> _Problem requirements_:
Apart from the images, reproduce every record word for word.

> _Entries supplied_:
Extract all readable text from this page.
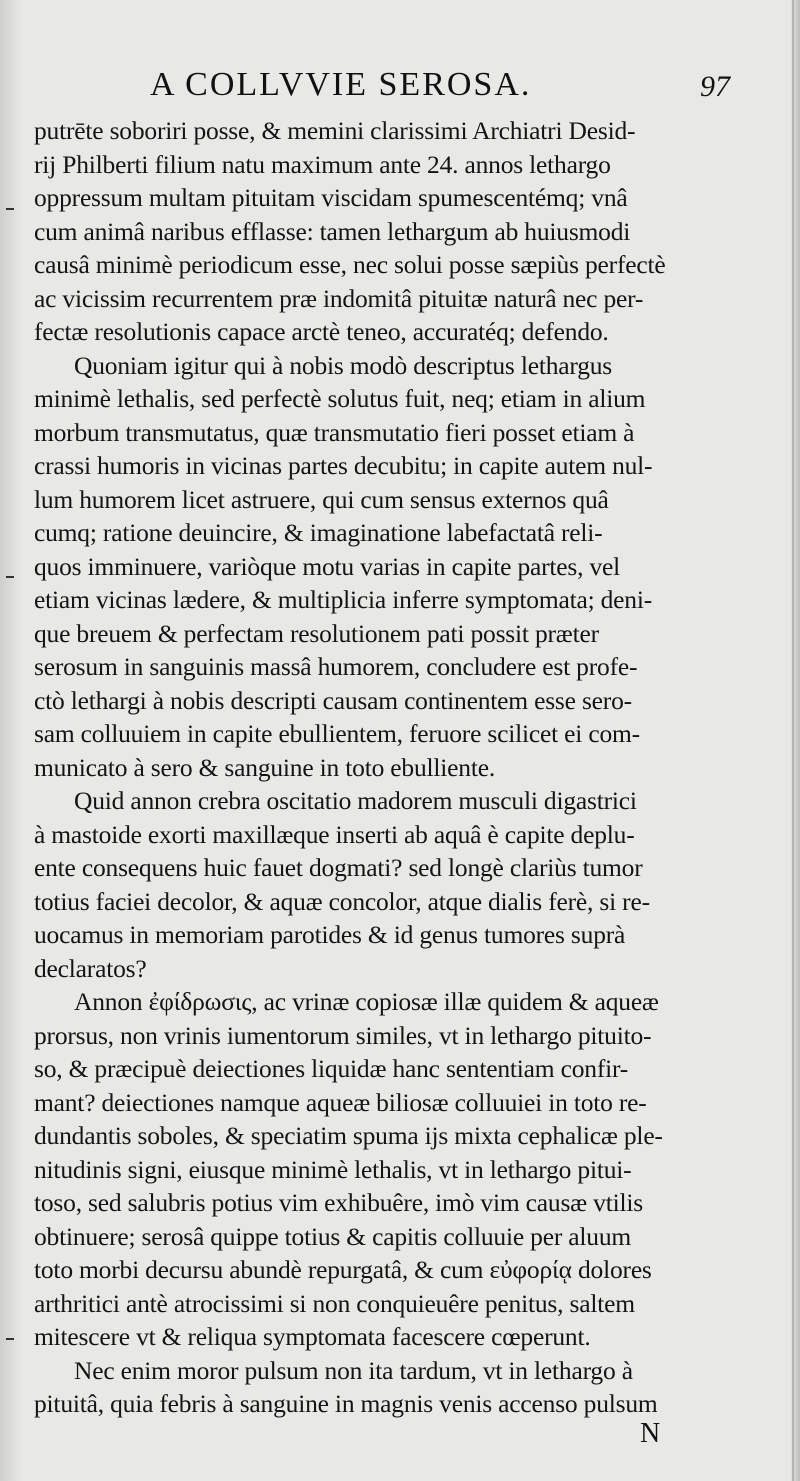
A COLLVVIE SEROSA.	97
putrēte soboriri posse, & memini clarissimi Archiatri Desid-
rij Philberti filium natu maximum ante 24. annos lethargo
oppressum multam pituitam viscidam spumescentémq; vnâ
cum animâ naribus efflasse: tamen lethargum ab huiusmodi
causâ minimè periodicum esse, nec solui posse sæpiùs perfectè
ac vicissim recurrentem præ indomitâ pituitæ naturâ nec per-
fectæ resolutionis capace arctè teneo, accuratéq; defendo.
Quoniam igitur qui à nobis modò descriptus lethargus
minimè lethalis, sed perfectè solutus fuit, neq; etiam in alium
morbum transmutatus, quæ transmutatio fieri posset etiam à
crassi humoris in vicinas partes decubitu; in capite autem nul-
lum humorem licet astruere, qui cum sensus externos quâ
cumq; ratione deuincire, & imaginatione labefactatâ reli-
quos imminuere, variòque motu varias in capite partes, vel
etiam vicinas lædere, & multiplicia inferre symptomata; deni-
que breuem & perfectam resolutionem pati possit præter
serosum in sanguinis massâ humorem, concludere est profe-
ctò lethargi à nobis descripti causam continentem esse sero-
sam colluuiem in capite ebullientem, feruore scilicet ei com-
municato à sero & sanguine in toto ebulliente.
Quid annon crebra oscitatio madorem musculi digastrici
à mastoide exorti maxillæque inserti ab aquâ è capite deplu-
ente consequens huic fauet dogmati? sed longè clariùs tumor
totius faciei decolor, & aquæ concolor, atque dialis ferè, si re-
uocamus in memoriam parotides & id genus tumores suprà
declaratos?
Annon ἐφίδρωσις, ac vrinæ copiosæ illæ quidem & aqueæ
prorsus, non vrinis iumentorum similes, vt in lethargo pituito-
so, & præcipuè deiectiones liquidæ hanc sententiam confir-
mant? deiectiones namque aqueæ biliosæ colluuiei in toto re-
dundantis soboles, & speciatim spuma ijs mixta cephalicæ ple-
nitudinis signi, eiusque minimè lethalis, vt in lethargo pitui-
toso, sed salubris potius vim exhibuêre, imò vim causæ vtilis
obtinuere; serosâ quippe totius & capitis colluuie per aluum
toto morbi decursu abundè repurgatâ, & cum εὐφορίᾳ dolores
arthritici antè atrocissimi si non conquieuêre penitus, saltem
mitescere vt & reliqua symptomata facescere cœperunt.
Nec enim moror pulsum non ita tardum, vt in lethargo à
pituitâ, quia febris à sanguine in magnis venis accenso pulsum
N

> _Answer for the task_:
Extract all readable text from this page.
A COLLVVIE SEROSA.	97
putrēte soboriri posse, & memini clarissimi Archiatri Desid-
rij Philberti filium natu maximum ante 24. annos lethargo
oppressum multam pituitam viscidam spumescentémq; vnâ
cum animâ naribus efflasse: tamen lethargum ab huiusmodi
causâ minimè periodicum esse, nec solui posse sæpiùs perfectè
ac vicissim recurrentem præ indomitâ pituitæ naturâ nec per-
fectæ resolutionis capace arctè teneo, accuratéq; defendo.
Quoniam igitur qui à nobis modò descriptus lethargus
minimè lethalis, sed perfectè solutus fuit, neq; etiam in alium
morbum transmutatus, quæ transmutatio fieri posset etiam à
crassi humoris in vicinas partes decubitu; in capite autem nul-
lum humorem licet astruere, qui cum sensus externos quâ
cumq; ratione deuincire, & imaginatione labefactatâ reli-
quos imminuere, variòque motu varias in capite partes, vel
etiam vicinas lædere, & multiplicia inferre symptomata; deni-
que breuem & perfectam resolutionem pati possit præter
serosum in sanguinis massâ humorem, concludere est profe-
ctò lethargi à nobis descripti causam continentem esse sero-
sam colluuiem in capite ebullientem, feruore scilicet ei com-
municato à sero & sanguine in toto ebulliente.
Quid annon crebra oscitatio madorem musculi digastrici
à mastoide exorti maxillæque inserti ab aquâ è capite deplu-
ente consequens huic fauet dogmati? sed longè clariùs tumor
totius faciei decolor, & aquæ concolor, atque dialis ferè, si re-
uocamus in memoriam parotides & id genus tumores suprà
declaratos?
Annon ἐφίδρωσις, ac vrinæ copiosæ illæ quidem & aqueæ
prorsus, non vrinis iumentorum similes, vt in lethargo pituito-
so, & præcipuè deiectiones liquidæ hanc sententiam confir-
mant? deiectiones namque aqueæ biliosæ colluuiei in toto re-
dundantis soboles, & speciatim spuma ijs mixta cephalicæ ple-
nitudinis signi, eiusque minimè lethalis, vt in lethargo pitui-
toso, sed salubris potius vim exhibuêre, imò vim causæ vtilis
obtinuere; serosâ quippe totius & capitis colluuie per aluum
toto morbi decursu abundè repurgatâ, & cum εὐφορίᾳ dolores
arthritici antè atrocissimi si non conquieuêre penitus, saltem
mitescere vt & reliqua symptomata facescere cœperunt.
Nec enim moror pulsum non ita tardum, vt in lethargo à
pituitâ, quia febris à sanguine in magnis venis accenso pulsum
N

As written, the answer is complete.